- **Objective**:
Give a verbatim copy of the lines below, minus the pictures.

- **Task inputs**:

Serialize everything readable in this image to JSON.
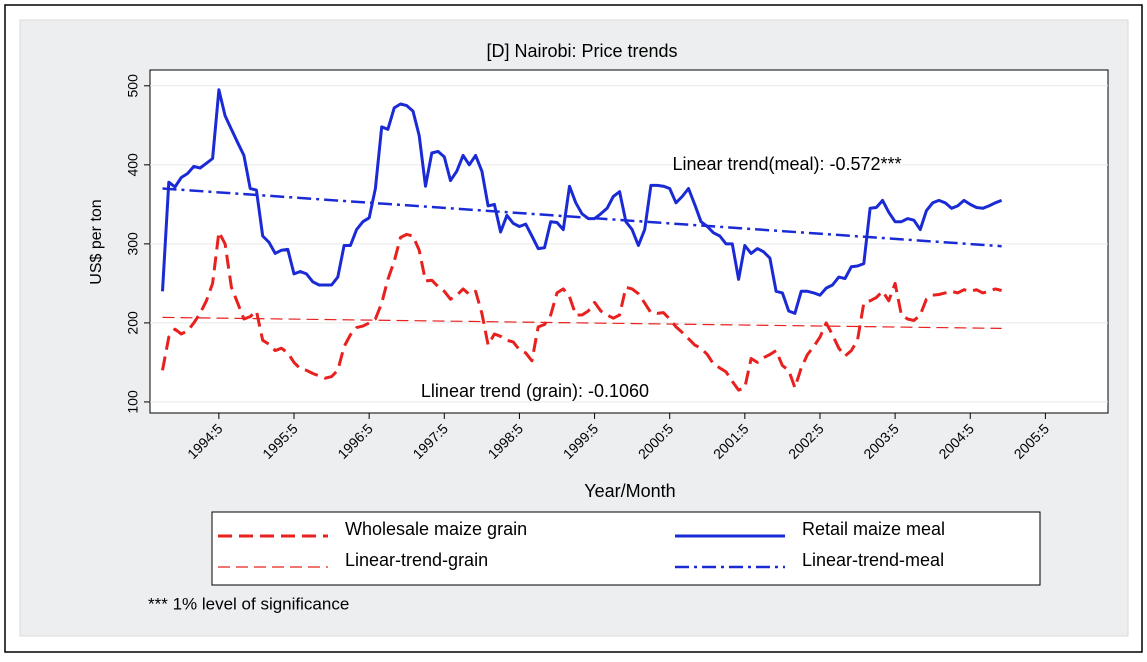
{
  "chart_data": {
    "type": "line",
    "title": "[D] Nairobi: Price trends",
    "xlabel": "Year/Month",
    "ylabel": "US$ per ton",
    "annotations": [
      "Linear trend(meal): -0.572***",
      "Llinear trend (grain): -0.1060"
    ],
    "footnote": "*** 1% level of significance",
    "xlim": [
      401,
      554
    ],
    "ylim": [
      86,
      520
    ],
    "yticks": [
      100,
      200,
      300,
      400,
      500
    ],
    "xticks": [
      {
        "value": 412,
        "label": "1994:5"
      },
      {
        "value": 424,
        "label": "1995:5"
      },
      {
        "value": 436,
        "label": "1996:5"
      },
      {
        "value": 448,
        "label": "1997:5"
      },
      {
        "value": 460,
        "label": "1998:5"
      },
      {
        "value": 472,
        "label": "1999:5"
      },
      {
        "value": 484,
        "label": "2000:5"
      },
      {
        "value": 496,
        "label": "2001:5"
      },
      {
        "value": 508,
        "label": "2002:5"
      },
      {
        "value": 520,
        "label": "2003:5"
      },
      {
        "value": 532,
        "label": "2004:5"
      },
      {
        "value": 544,
        "label": "2005:5"
      }
    ],
    "grid": true,
    "series": [
      {
        "name": "Wholesale maize grain",
        "color": "#e8201e",
        "style": "dashed",
        "x": [
          403,
          404,
          405,
          406,
          407,
          408,
          409,
          410,
          411,
          412,
          413,
          414,
          415,
          416,
          417,
          418,
          419,
          420,
          421,
          422,
          423,
          424,
          425,
          426,
          427,
          428,
          429,
          430,
          431,
          432,
          433,
          434,
          435,
          436,
          437,
          438,
          439,
          440,
          441,
          442,
          443,
          444,
          445,
          446,
          447,
          448,
          449,
          450,
          451,
          452,
          453,
          454,
          455,
          456,
          457,
          458,
          459,
          460,
          461,
          462,
          463,
          464,
          465,
          466,
          467,
          468,
          469,
          470,
          471,
          472,
          473,
          474,
          475,
          476,
          477,
          478,
          479,
          480,
          481,
          482,
          483,
          484,
          485,
          486,
          487,
          488,
          489,
          490,
          491,
          492,
          493,
          494,
          495,
          496,
          497,
          498,
          499,
          500,
          501,
          502,
          503,
          504,
          505,
          506,
          507,
          508,
          509,
          510,
          511,
          512,
          513,
          514,
          515,
          516,
          517,
          518,
          519,
          520,
          521,
          522,
          523,
          524,
          525,
          526,
          527,
          528,
          529,
          530,
          531,
          532,
          533,
          534,
          535,
          536,
          537
        ],
        "values": [
          140,
          182,
          192,
          186,
          190,
          200,
          212,
          228,
          250,
          315,
          300,
          245,
          225,
          205,
          208,
          215,
          178,
          173,
          165,
          168,
          162,
          150,
          142,
          140,
          136,
          133,
          130,
          132,
          140,
          170,
          185,
          194,
          196,
          200,
          205,
          225,
          255,
          278,
          308,
          312,
          310,
          292,
          253,
          254,
          246,
          240,
          230,
          235,
          243,
          236,
          240,
          212,
          172,
          186,
          183,
          178,
          176,
          166,
          162,
          152,
          195,
          198,
          210,
          238,
          243,
          233,
          210,
          210,
          215,
          226,
          215,
          210,
          206,
          210,
          245,
          243,
          237,
          225,
          213,
          212,
          213,
          205,
          195,
          188,
          180,
          172,
          168,
          160,
          148,
          143,
          138,
          126,
          115,
          118,
          155,
          150,
          156,
          160,
          165,
          146,
          140,
          118,
          143,
          160,
          170,
          182,
          200,
          185,
          168,
          158,
          165,
          178,
          225,
          228,
          232,
          240,
          228,
          250,
          210,
          205,
          203,
          210,
          230,
          235,
          236,
          238,
          240,
          238,
          242,
          240,
          242,
          238,
          240,
          243,
          241
        ]
      },
      {
        "name": "Retail maize meal",
        "color": "#1a2bd6",
        "style": "solid",
        "x": [
          403,
          404,
          405,
          406,
          407,
          408,
          409,
          410,
          411,
          412,
          413,
          414,
          415,
          416,
          417,
          418,
          419,
          420,
          421,
          422,
          423,
          424,
          425,
          426,
          427,
          428,
          429,
          430,
          431,
          432,
          433,
          434,
          435,
          436,
          437,
          438,
          439,
          440,
          441,
          442,
          443,
          444,
          445,
          446,
          447,
          448,
          449,
          450,
          451,
          452,
          453,
          454,
          455,
          456,
          457,
          458,
          459,
          460,
          461,
          462,
          463,
          464,
          465,
          466,
          467,
          468,
          469,
          470,
          471,
          472,
          473,
          474,
          475,
          476,
          477,
          478,
          479,
          480,
          481,
          482,
          483,
          484,
          485,
          486,
          487,
          488,
          489,
          490,
          491,
          492,
          493,
          494,
          495,
          496,
          497,
          498,
          499,
          500,
          501,
          502,
          503,
          504,
          505,
          506,
          507,
          508,
          509,
          510,
          511,
          512,
          513,
          514,
          515,
          516,
          517,
          518,
          519,
          520,
          521,
          522,
          523,
          524,
          525,
          526,
          527,
          528,
          529,
          530,
          531,
          532,
          533,
          534,
          535,
          536,
          537
        ],
        "values": [
          240,
          378,
          372,
          384,
          389,
          398,
          396,
          402,
          408,
          495,
          462,
          445,
          428,
          412,
          370,
          368,
          310,
          302,
          288,
          292,
          293,
          262,
          265,
          262,
          252,
          248,
          248,
          248,
          258,
          298,
          298,
          318,
          328,
          333,
          370,
          448,
          445,
          472,
          477,
          475,
          468,
          437,
          373,
          415,
          417,
          410,
          380,
          392,
          412,
          400,
          412,
          392,
          348,
          350,
          315,
          336,
          326,
          322,
          325,
          310,
          294,
          295,
          328,
          327,
          318,
          373,
          352,
          338,
          332,
          332,
          338,
          345,
          360,
          366,
          328,
          318,
          298,
          318,
          374,
          374,
          373,
          370,
          352,
          360,
          370,
          350,
          328,
          322,
          314,
          310,
          300,
          300,
          255,
          298,
          288,
          294,
          290,
          282,
          240,
          238,
          215,
          212,
          240,
          240,
          238,
          235,
          244,
          248,
          258,
          256,
          271,
          272,
          275,
          345,
          346,
          355,
          340,
          328,
          328,
          332,
          330,
          318,
          342,
          352,
          355,
          352,
          345,
          348,
          355,
          350,
          346,
          345,
          348,
          352,
          355
        ]
      },
      {
        "name": "Linear-trend-grain",
        "color": "#e8201e",
        "style": "thin-dashed",
        "x": [
          403,
          537
        ],
        "values": [
          207,
          193
        ]
      },
      {
        "name": "Linear-trend-meal",
        "color": "#1a2bd6",
        "style": "dash-dot",
        "x": [
          403,
          537
        ],
        "values": [
          370,
          297
        ]
      }
    ]
  }
}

- **Reply**:
Serialize everything readable in this image to JSON.
{
  "chart_data": {
    "type": "line",
    "title": "[D] Nairobi: Price trends",
    "xlabel": "Year/Month",
    "ylabel": "US$ per ton",
    "annotations": [
      "Linear trend(meal): -0.572***",
      "Llinear trend (grain): -0.1060"
    ],
    "footnote": "*** 1% level of significance",
    "xlim": [
      401,
      554
    ],
    "ylim": [
      86,
      520
    ],
    "yticks": [
      100,
      200,
      300,
      400,
      500
    ],
    "xticks": [
      {
        "value": 412,
        "label": "1994:5"
      },
      {
        "value": 424,
        "label": "1995:5"
      },
      {
        "value": 436,
        "label": "1996:5"
      },
      {
        "value": 448,
        "label": "1997:5"
      },
      {
        "value": 460,
        "label": "1998:5"
      },
      {
        "value": 472,
        "label": "1999:5"
      },
      {
        "value": 484,
        "label": "2000:5"
      },
      {
        "value": 496,
        "label": "2001:5"
      },
      {
        "value": 508,
        "label": "2002:5"
      },
      {
        "value": 520,
        "label": "2003:5"
      },
      {
        "value": 532,
        "label": "2004:5"
      },
      {
        "value": 544,
        "label": "2005:5"
      }
    ],
    "grid": true,
    "series": [
      {
        "name": "Wholesale maize grain",
        "color": "#e8201e",
        "style": "dashed",
        "x": [
          403,
          404,
          405,
          406,
          407,
          408,
          409,
          410,
          411,
          412,
          413,
          414,
          415,
          416,
          417,
          418,
          419,
          420,
          421,
          422,
          423,
          424,
          425,
          426,
          427,
          428,
          429,
          430,
          431,
          432,
          433,
          434,
          435,
          436,
          437,
          438,
          439,
          440,
          441,
          442,
          443,
          444,
          445,
          446,
          447,
          448,
          449,
          450,
          451,
          452,
          453,
          454,
          455,
          456,
          457,
          458,
          459,
          460,
          461,
          462,
          463,
          464,
          465,
          466,
          467,
          468,
          469,
          470,
          471,
          472,
          473,
          474,
          475,
          476,
          477,
          478,
          479,
          480,
          481,
          482,
          483,
          484,
          485,
          486,
          487,
          488,
          489,
          490,
          491,
          492,
          493,
          494,
          495,
          496,
          497,
          498,
          499,
          500,
          501,
          502,
          503,
          504,
          505,
          506,
          507,
          508,
          509,
          510,
          511,
          512,
          513,
          514,
          515,
          516,
          517,
          518,
          519,
          520,
          521,
          522,
          523,
          524,
          525,
          526,
          527,
          528,
          529,
          530,
          531,
          532,
          533,
          534,
          535,
          536,
          537
        ],
        "values": [
          140,
          182,
          192,
          186,
          190,
          200,
          212,
          228,
          250,
          315,
          300,
          245,
          225,
          205,
          208,
          215,
          178,
          173,
          165,
          168,
          162,
          150,
          142,
          140,
          136,
          133,
          130,
          132,
          140,
          170,
          185,
          194,
          196,
          200,
          205,
          225,
          255,
          278,
          308,
          312,
          310,
          292,
          253,
          254,
          246,
          240,
          230,
          235,
          243,
          236,
          240,
          212,
          172,
          186,
          183,
          178,
          176,
          166,
          162,
          152,
          195,
          198,
          210,
          238,
          243,
          233,
          210,
          210,
          215,
          226,
          215,
          210,
          206,
          210,
          245,
          243,
          237,
          225,
          213,
          212,
          213,
          205,
          195,
          188,
          180,
          172,
          168,
          160,
          148,
          143,
          138,
          126,
          115,
          118,
          155,
          150,
          156,
          160,
          165,
          146,
          140,
          118,
          143,
          160,
          170,
          182,
          200,
          185,
          168,
          158,
          165,
          178,
          225,
          228,
          232,
          240,
          228,
          250,
          210,
          205,
          203,
          210,
          230,
          235,
          236,
          238,
          240,
          238,
          242,
          240,
          242,
          238,
          240,
          243,
          241
        ]
      },
      {
        "name": "Retail maize meal",
        "color": "#1a2bd6",
        "style": "solid",
        "x": [
          403,
          404,
          405,
          406,
          407,
          408,
          409,
          410,
          411,
          412,
          413,
          414,
          415,
          416,
          417,
          418,
          419,
          420,
          421,
          422,
          423,
          424,
          425,
          426,
          427,
          428,
          429,
          430,
          431,
          432,
          433,
          434,
          435,
          436,
          437,
          438,
          439,
          440,
          441,
          442,
          443,
          444,
          445,
          446,
          447,
          448,
          449,
          450,
          451,
          452,
          453,
          454,
          455,
          456,
          457,
          458,
          459,
          460,
          461,
          462,
          463,
          464,
          465,
          466,
          467,
          468,
          469,
          470,
          471,
          472,
          473,
          474,
          475,
          476,
          477,
          478,
          479,
          480,
          481,
          482,
          483,
          484,
          485,
          486,
          487,
          488,
          489,
          490,
          491,
          492,
          493,
          494,
          495,
          496,
          497,
          498,
          499,
          500,
          501,
          502,
          503,
          504,
          505,
          506,
          507,
          508,
          509,
          510,
          511,
          512,
          513,
          514,
          515,
          516,
          517,
          518,
          519,
          520,
          521,
          522,
          523,
          524,
          525,
          526,
          527,
          528,
          529,
          530,
          531,
          532,
          533,
          534,
          535,
          536,
          537
        ],
        "values": [
          240,
          378,
          372,
          384,
          389,
          398,
          396,
          402,
          408,
          495,
          462,
          445,
          428,
          412,
          370,
          368,
          310,
          302,
          288,
          292,
          293,
          262,
          265,
          262,
          252,
          248,
          248,
          248,
          258,
          298,
          298,
          318,
          328,
          333,
          370,
          448,
          445,
          472,
          477,
          475,
          468,
          437,
          373,
          415,
          417,
          410,
          380,
          392,
          412,
          400,
          412,
          392,
          348,
          350,
          315,
          336,
          326,
          322,
          325,
          310,
          294,
          295,
          328,
          327,
          318,
          373,
          352,
          338,
          332,
          332,
          338,
          345,
          360,
          366,
          328,
          318,
          298,
          318,
          374,
          374,
          373,
          370,
          352,
          360,
          370,
          350,
          328,
          322,
          314,
          310,
          300,
          300,
          255,
          298,
          288,
          294,
          290,
          282,
          240,
          238,
          215,
          212,
          240,
          240,
          238,
          235,
          244,
          248,
          258,
          256,
          271,
          272,
          275,
          345,
          346,
          355,
          340,
          328,
          328,
          332,
          330,
          318,
          342,
          352,
          355,
          352,
          345,
          348,
          355,
          350,
          346,
          345,
          348,
          352,
          355
        ]
      },
      {
        "name": "Linear-trend-grain",
        "color": "#e8201e",
        "style": "thin-dashed",
        "x": [
          403,
          537
        ],
        "values": [
          207,
          193
        ]
      },
      {
        "name": "Linear-trend-meal",
        "color": "#1a2bd6",
        "style": "dash-dot",
        "x": [
          403,
          537
        ],
        "values": [
          370,
          297
        ]
      }
    ]
  }
}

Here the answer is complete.